▶ **Request**:
Filter the entries below, keeping every line that has the word "услуг".

▶ **Exercise inputs**:
╭──
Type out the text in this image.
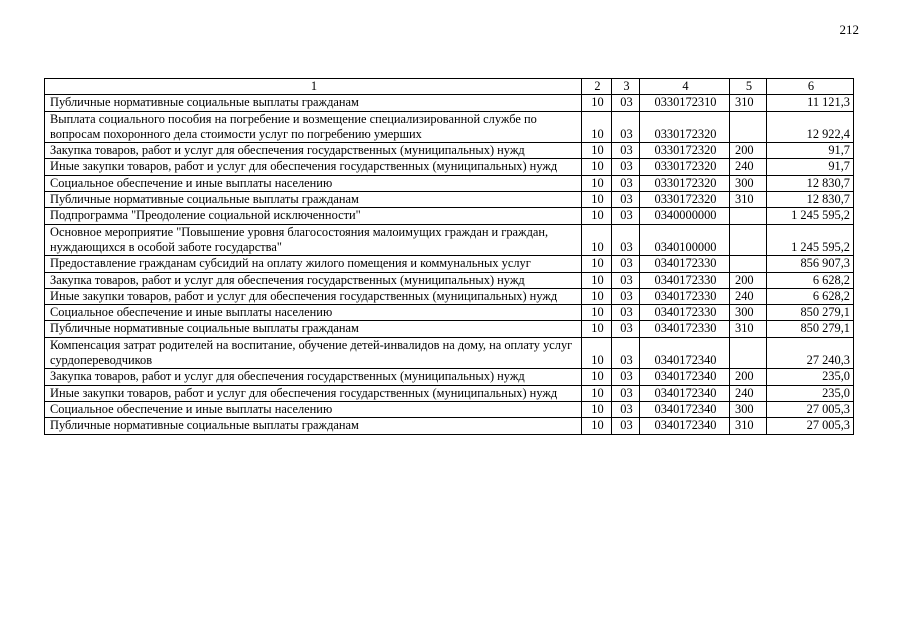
212
1	2	3	4	5	6
Публичные нормативные социальные выплаты гражданам	10	03	0330172310	310	11 121,3
Выплата социального пособия на погребение и возмещение специализированной службе по вопросам похоронного дела стоимости услуг по погребению умерших	10	03	0330172320		12 922,4
Закупка товаров, работ и услуг для обеспечения государственных (муниципальных) нужд	10	03	0330172320	200	91,7
Иные закупки товаров, работ и услуг для обеспечения государственных (муниципальных) нужд	10	03	0330172320	240	91,7
Социальное обеспечение и иные выплаты населению	10	03	0330172320	300	12 830,7
Публичные нормативные социальные выплаты гражданам	10	03	0330172320	310	12 830,7
Подпрограмма "Преодоление социальной исключенности"	10	03	0340000000		1 245 595,2
Основное мероприятие "Повышение уровня благосостояния малоимущих граждан и граждан, нуждающихся в особой заботе государства"	10	03	0340100000		1 245 595,2
Предоставление гражданам субсидий на оплату жилого помещения и коммунальных услуг	10	03	0340172330		856 907,3
Закупка товаров, работ и услуг для обеспечения государственных (муниципальных) нужд	10	03	0340172330	200	6 628,2
Иные закупки товаров, работ и услуг для обеспечения государственных (муниципальных) нужд	10	03	0340172330	240	6 628,2
Социальное обеспечение и иные выплаты населению	10	03	0340172330	300	850 279,1
Публичные нормативные социальные выплаты гражданам	10	03	0340172330	310	850 279,1
Компенсация затрат родителей на воспитание, обучение детей-инвалидов на дому, на оплату услуг сурдопереводчиков	10	03	0340172340		27 240,3
Закупка товаров, работ и услуг для обеспечения государственных (муниципальных) нужд	10	03	0340172340	200	235,0
Иные закупки товаров, работ и услуг для обеспечения государственных (муниципальных) нужд	10	03	0340172340	240	235,0
Социальное обеспечение и иные выплаты населению	10	03	0340172340	300	27 005,3
Публичные нормативные социальные выплаты гражданам	10	03	0340172340	310	27 005,3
╰──
▶ **Reply to the task**:
Выплата социального пособия на погребение и возмещение специализированной службе по вопросам похоронного дела стоимости услуг по погребению умерших	10	03	0330172320		12 922,4
Закупка товаров, работ и услуг для обеспечения государственных (муниципальных) нужд	10	03	0330172320	200	91,7
Иные закупки товаров, работ и услуг для обеспечения государственных (муниципальных) нужд	10	03	0330172320	240	91,7
Предоставление гражданам субсидий на оплату жилого помещения и коммунальных услуг	10	03	0340172330		856 907,3
Закупка товаров, работ и услуг для обеспечения государственных (муниципальных) нужд	10	03	0340172330	200	6 628,2
Иные закупки товаров, работ и услуг для обеспечения государственных (муниципальных) нужд	10	03	0340172330	240	6 628,2
Компенсация затрат родителей на воспитание, обучение детей-инвалидов на дому, на оплату услуг сурдопереводчиков	10	03	0340172340		27 240,3
Закупка товаров, работ и услуг для обеспечения государственных (муниципальных) нужд	10	03	0340172340	200	235,0
Иные закупки товаров, работ и услуг для обеспечения государственных (муниципальных) нужд	10	03	0340172340	240	235,0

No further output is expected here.